- Exercise goal -
Write out the full Missouri School-to-Work funding excerpt below, word for word.

Missouri’s federal School-to-Work grant dated August 1996 was titled Missouri’s Community Careers System and provided the following table titled Available Funds and/or Matching Funds for Fiscal Year 1995.

“STATE FUNDS
Caring Communities $ 24,857,405
Community College Work Force Preparation 3,980,392
A+ Schools 7,500,000
Incentives for School Excellence 6,000,000
State Vocational Education 38,334,741
Vocational Enhancement Grants 6,000,000
Technology State Funds 10,500,000
Outstanding Schools Line 14 129,259,647
Outstanding Schools Regional Training 12,000,000
Outstanding Schools Local Professional Development
12,000,000
Foundation Formula 1,116,845,283
VIDEO Grants 3,824,663
LOCAL FUNDS
Local Tax Funds $1,427,648,866
FEDERAL FUNDS
Even Start $1,562,366
Homeless 337,372
Emergency Immigrant 115,584
Migrant Education 812,072
IASA Title I 113,093,564
IASA Title II 3,821,126
IASA Title VI 6,048,203
Drug-Free 6,296,310
Goals 2000 6,534,148
Carl Perkins Basic Grant 19,596,633
Tech Prep 2,241,409
JTPA II B/C 10,766,714
Vocational Rehabilitation Title I 42,001,432
Adult Basic Education & Futures 8,183,354
Learn and Serve America 355,000
IDEA (P.L. 94-142) 48,751,983
Wagner-Peyser 15,000,000
Total $3,085,307,267

This list DOES NOT include donations from business, in the form of cash, time and services which is expected to be substantial. The state will require a significant local match for STW funding from all STW Partnerships. The goal of the State of Missouri is to have all STW activities self-supporting within five years.” 17

In just two years School-to-Work has cost Missouri taxpayers $6,159,243,665 PLUS the donations from businesses in the form of cash, time and services, which the State says was expected to be substantial. THANK YOU, MR. TAXPAYER!

- Entries shown -

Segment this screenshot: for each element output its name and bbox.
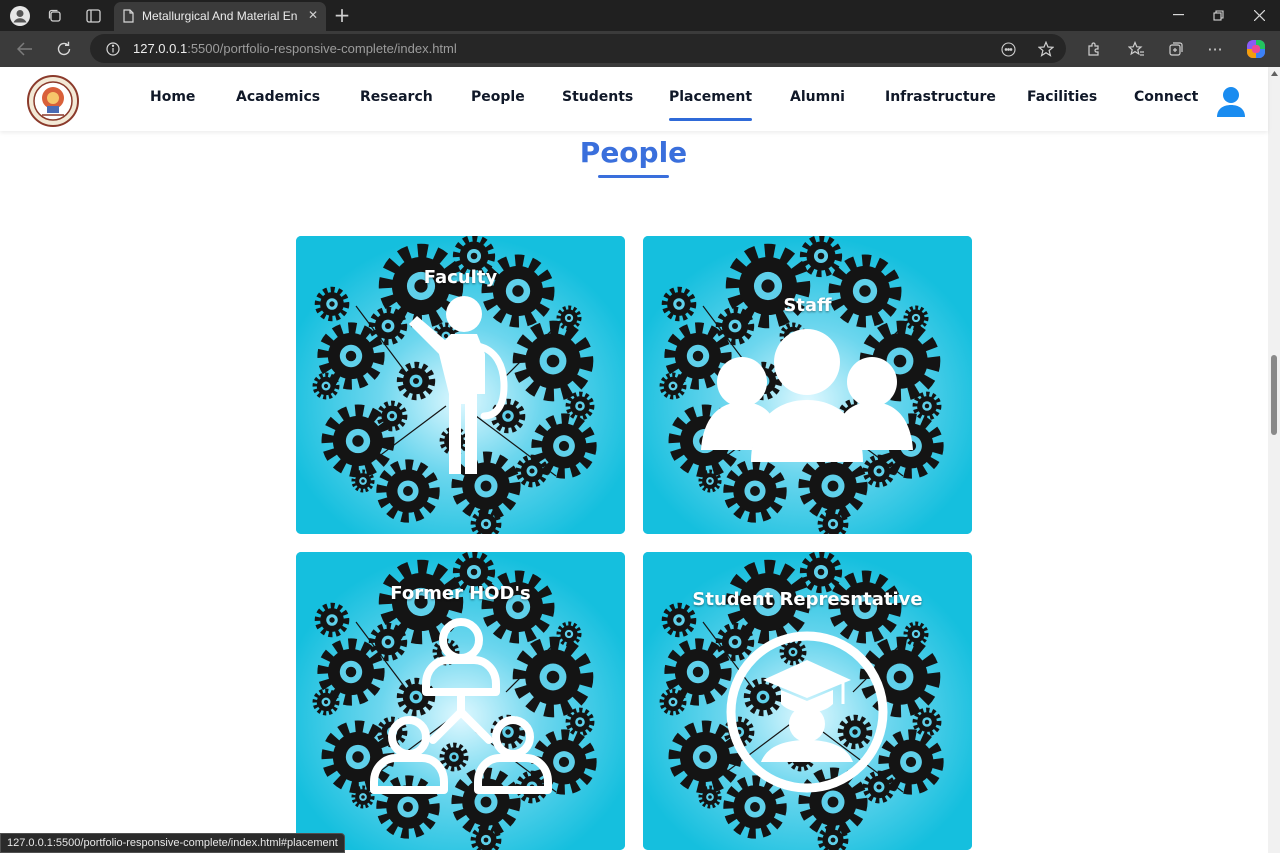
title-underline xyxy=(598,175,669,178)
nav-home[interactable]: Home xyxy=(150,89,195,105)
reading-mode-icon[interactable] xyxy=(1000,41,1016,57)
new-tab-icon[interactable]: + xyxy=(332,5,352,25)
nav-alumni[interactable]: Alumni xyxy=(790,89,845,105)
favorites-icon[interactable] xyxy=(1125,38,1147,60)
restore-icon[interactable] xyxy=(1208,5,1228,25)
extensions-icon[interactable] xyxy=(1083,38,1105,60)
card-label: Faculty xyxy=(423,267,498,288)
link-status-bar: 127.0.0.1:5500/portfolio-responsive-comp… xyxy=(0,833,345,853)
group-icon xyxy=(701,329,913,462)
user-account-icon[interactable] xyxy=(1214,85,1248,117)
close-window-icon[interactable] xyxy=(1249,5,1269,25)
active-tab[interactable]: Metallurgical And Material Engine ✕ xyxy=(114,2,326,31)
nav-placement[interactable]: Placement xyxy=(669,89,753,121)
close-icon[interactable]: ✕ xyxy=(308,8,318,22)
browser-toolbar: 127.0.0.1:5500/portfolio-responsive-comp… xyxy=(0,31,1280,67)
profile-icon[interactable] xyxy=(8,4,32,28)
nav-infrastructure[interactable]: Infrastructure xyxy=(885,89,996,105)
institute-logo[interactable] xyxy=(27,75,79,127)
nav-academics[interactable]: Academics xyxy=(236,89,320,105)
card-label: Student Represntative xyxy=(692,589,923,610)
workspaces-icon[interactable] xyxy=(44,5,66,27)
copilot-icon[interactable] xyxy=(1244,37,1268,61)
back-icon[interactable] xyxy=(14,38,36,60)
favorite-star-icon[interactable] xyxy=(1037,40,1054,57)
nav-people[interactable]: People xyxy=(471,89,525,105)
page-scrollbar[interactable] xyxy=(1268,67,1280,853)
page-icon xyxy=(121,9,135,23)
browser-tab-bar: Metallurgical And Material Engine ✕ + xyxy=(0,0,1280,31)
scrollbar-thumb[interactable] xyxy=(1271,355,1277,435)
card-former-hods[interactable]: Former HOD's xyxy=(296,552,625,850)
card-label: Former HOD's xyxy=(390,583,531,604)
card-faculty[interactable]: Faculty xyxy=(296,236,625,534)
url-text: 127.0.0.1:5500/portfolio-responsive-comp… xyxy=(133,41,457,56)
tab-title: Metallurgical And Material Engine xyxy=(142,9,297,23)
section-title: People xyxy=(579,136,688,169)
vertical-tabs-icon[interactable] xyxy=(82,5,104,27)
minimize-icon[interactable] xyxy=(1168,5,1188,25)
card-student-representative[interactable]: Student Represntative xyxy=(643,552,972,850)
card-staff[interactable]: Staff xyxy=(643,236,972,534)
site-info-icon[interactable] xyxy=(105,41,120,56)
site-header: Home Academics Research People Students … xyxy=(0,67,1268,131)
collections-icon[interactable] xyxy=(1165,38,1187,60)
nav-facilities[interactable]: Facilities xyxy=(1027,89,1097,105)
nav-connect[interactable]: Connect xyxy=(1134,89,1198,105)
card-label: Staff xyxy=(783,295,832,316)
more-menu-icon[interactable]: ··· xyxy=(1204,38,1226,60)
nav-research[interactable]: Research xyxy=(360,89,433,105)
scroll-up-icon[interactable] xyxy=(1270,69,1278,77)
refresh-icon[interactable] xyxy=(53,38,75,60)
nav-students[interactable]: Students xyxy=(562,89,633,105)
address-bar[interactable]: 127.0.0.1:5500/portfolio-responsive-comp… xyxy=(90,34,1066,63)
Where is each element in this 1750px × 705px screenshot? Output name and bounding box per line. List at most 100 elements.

- Task solution -
Missouri’s federal School-to-Work grant dated August 1996 was titled Missouri’s Community Careers System and provided the following table titled Available Funds and/or Matching Funds for Fiscal Year 1995.

“STATE FUNDS
Caring Communities $ 24,857,405
Community College Work Force Preparation 3,980,392
A+ Schools 7,500,000
Incentives for School Excellence 6,000,000
State Vocational Education 38,334,741
Vocational Enhancement Grants 6,000,000
Technology State Funds 10,500,000
Outstanding Schools Line 14 129,259,647
Outstanding Schools Regional Training 12,000,000
Outstanding Schools Local Professional Development
12,000,000
Foundation Formula 1,116,845,283
VIDEO Grants 3,824,663
LOCAL FUNDS
Local Tax Funds $1,427,648,866
FEDERAL FUNDS
Even Start $1,562,366
Homeless 337,372
Emergency Immigrant 115,584
Migrant Education 812,072
IASA Title I 113,093,564
IASA Title II 3,821,126
IASA Title VI 6,048,203
Drug-Free 6,296,310
Goals 2000 6,534,148
Carl Perkins Basic Grant 19,596,633
Tech Prep 2,241,409
JTPA II B/C 10,766,714
Vocational Rehabilitation Title I 42,001,432
Adult Basic Education & Futures 8,183,354
Learn and Serve America 355,000
IDEA (P.L. 94-142) 48,751,983
Wagner-Peyser 15,000,000
Total $3,085,307,267

This list DOES NOT include donations from business, in the form of cash, time and services which is expected to be substantial. The state will require a significant local match for STW funding from all STW Partnerships. The goal of the State of Missouri is to have all STW activities self-supporting within five years.” 17

In just two years School-to-Work has cost Missouri taxpayers $6,159,243,665 PLUS the donations from businesses in the form of cash, time and services, which the State says was expected to be substantial. THANK YOU, MR. TAXPAYER!